BEGIN READING PASSAGE

52. We appreciate how the Trust not recognising she was in established labour and giving support would have affected Miss I’s anxiety, particularly when considering her mental health. We also understand how this would have caused Miss I more distress at an already challenging time.
53. We know Miss I said she was prescribed anti-psychotic medication and we asked our adviser about this. We are unable to say whether the failings we found can be linked to this. We appreciate Miss I may be disappointed by this.
54. Miss I said she was in agony and felt the Trust did not take her pain seriously. Miss I said the trauma and distress she experienced has caused a lot of built-up anger.
Our adviser says the Trust not giving appropriate pain relief in good time would have been traumatic and Miss I would have been in unnecessary pain and distress.
55. We understand this was an extremely emotional and upsetting experience for Miss I. We also understand this would have been frightening for Miss I as she was alone. Unfortunately, we are unable to say how much this would have affected her mental health.

END READING PASSAGE

> PARTS OF THE EXERCISE:
**1.** Answer these questions from the passage about Miss I's care:
(a) What kind of medication did Miss I say she was prescribed?
(b) What reason is given for why the experience would have been frightening for Miss I?
(c) According to Miss I, what has the trauma and distress she experienced caused?
**2.** Please copy the passage about Miss I's care word for word, beginning at the words "53. We know" and stopping after "of built-up anger.".
**3.** Write a continuation of the passage about Miss I's care, picking up after its final sentence.

BEGIN ENTRIES PROVIDED

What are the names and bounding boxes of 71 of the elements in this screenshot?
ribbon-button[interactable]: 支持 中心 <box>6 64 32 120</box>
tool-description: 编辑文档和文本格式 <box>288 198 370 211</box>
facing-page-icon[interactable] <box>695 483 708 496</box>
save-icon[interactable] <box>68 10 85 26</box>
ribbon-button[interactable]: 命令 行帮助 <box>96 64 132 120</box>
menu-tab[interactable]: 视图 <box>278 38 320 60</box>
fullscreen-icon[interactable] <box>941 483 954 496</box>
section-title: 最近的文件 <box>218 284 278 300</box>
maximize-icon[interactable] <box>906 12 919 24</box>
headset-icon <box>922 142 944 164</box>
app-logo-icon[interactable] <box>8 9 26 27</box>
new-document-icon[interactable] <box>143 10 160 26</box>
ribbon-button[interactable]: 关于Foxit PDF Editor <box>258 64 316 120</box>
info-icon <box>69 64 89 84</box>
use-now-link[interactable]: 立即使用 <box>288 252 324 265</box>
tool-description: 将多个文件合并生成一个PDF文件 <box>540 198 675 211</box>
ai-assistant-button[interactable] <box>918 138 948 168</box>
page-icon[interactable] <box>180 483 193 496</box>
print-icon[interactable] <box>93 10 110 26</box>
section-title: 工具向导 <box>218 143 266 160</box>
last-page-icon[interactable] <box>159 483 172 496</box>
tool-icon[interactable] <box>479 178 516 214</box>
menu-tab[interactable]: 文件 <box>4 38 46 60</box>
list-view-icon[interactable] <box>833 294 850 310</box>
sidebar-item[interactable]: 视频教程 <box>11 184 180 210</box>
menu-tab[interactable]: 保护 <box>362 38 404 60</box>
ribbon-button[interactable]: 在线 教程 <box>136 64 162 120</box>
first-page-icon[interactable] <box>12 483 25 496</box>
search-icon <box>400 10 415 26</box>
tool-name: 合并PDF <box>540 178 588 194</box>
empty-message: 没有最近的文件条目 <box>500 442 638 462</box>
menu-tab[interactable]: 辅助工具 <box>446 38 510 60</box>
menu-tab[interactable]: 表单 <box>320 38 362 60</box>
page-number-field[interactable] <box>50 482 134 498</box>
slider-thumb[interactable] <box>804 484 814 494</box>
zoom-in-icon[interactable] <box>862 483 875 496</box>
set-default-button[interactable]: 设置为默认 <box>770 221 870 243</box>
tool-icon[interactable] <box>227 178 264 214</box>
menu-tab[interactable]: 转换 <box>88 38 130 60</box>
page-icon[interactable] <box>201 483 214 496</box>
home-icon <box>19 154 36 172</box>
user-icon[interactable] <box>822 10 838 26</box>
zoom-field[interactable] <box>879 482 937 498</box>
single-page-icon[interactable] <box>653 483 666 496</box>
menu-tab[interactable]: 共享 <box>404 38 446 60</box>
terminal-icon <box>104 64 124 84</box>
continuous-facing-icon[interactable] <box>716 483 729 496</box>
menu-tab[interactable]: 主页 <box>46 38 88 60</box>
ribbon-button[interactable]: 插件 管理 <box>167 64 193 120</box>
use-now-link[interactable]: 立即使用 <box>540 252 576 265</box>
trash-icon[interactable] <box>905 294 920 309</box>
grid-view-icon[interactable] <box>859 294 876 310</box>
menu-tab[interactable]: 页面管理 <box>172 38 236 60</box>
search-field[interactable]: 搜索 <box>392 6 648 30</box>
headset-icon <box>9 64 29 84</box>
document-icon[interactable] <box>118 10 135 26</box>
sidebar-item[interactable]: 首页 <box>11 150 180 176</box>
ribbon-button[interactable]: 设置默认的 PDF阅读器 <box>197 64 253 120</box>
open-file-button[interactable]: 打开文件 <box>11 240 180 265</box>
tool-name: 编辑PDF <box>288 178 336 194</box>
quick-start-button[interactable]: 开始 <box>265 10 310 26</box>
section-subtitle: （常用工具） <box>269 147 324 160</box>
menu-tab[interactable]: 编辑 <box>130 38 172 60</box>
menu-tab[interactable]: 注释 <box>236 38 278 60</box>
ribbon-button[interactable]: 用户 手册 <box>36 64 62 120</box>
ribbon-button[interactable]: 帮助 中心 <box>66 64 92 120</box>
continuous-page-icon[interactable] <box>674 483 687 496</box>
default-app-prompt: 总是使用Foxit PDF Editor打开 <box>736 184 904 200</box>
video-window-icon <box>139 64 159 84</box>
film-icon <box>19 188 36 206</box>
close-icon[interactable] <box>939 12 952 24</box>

END ENTRIES PROVIDED

> OUTPUTS IN ORDER:
**1.**
(a) Anti-psychotic medication.
(b) She was alone.
(c) A lot of built-up anger.

**2.**
53. We know Miss I said she was prescribed anti-psychotic medication and we asked our adviser about this. We are unable to say whether the failings we found can be linked to this. We appreciate Miss I may be disappointed by this.
54. Miss I said she was in agony and felt the Trust did not take her pain seriously. Miss I said the trauma and distress she experienced has caused a lot of built-up anger.

**3.**
56. Miss I says she did not have the opportunity for her partner to be with her at the beginning of labour and she was terrified without him there to support her. She says not only was it extremely traumatic to be in that situation alone, but this is a time that was taken away from them and she thinks about this every day.
57. We understand the impact this had on Miss I and the added distress this caused.
Recommendations
58. In considering our recommendations, we have referred to our ‘Principles for Remedy’. These state that where poor service or maladministration (fault) has led to injustice or hardship, the organisation responsible should take steps to put things right.
59. We have considered the impact caused by the Trust not recognising Miss I was in established labour, not giving appropriate pain relief in good time and not allowing her partner to be with her. We cannot link the more serious claimed impacts such as the decline in her mental health or her loss of earnings to these failings.
60. Our Principles for Remedy say organisations should quickly identify and accept maladministration and poor service, and apologise. An apology means accepting the failure, taking responsibility for it, explaining clearly why it happened and expressing sincere regret for any injustice caused.
61. We recommend the Trust writes to Miss I within one month of our final report to accept the failings we have found and to apologise for the linked impact. We ask the Trust to send us a copy of this letter.
62. Our Principles for Remedy say that organisations should look for continuous improvement. Organisations should use the lessons learned from complaints to make sure they do not repeat maladministration or poor service.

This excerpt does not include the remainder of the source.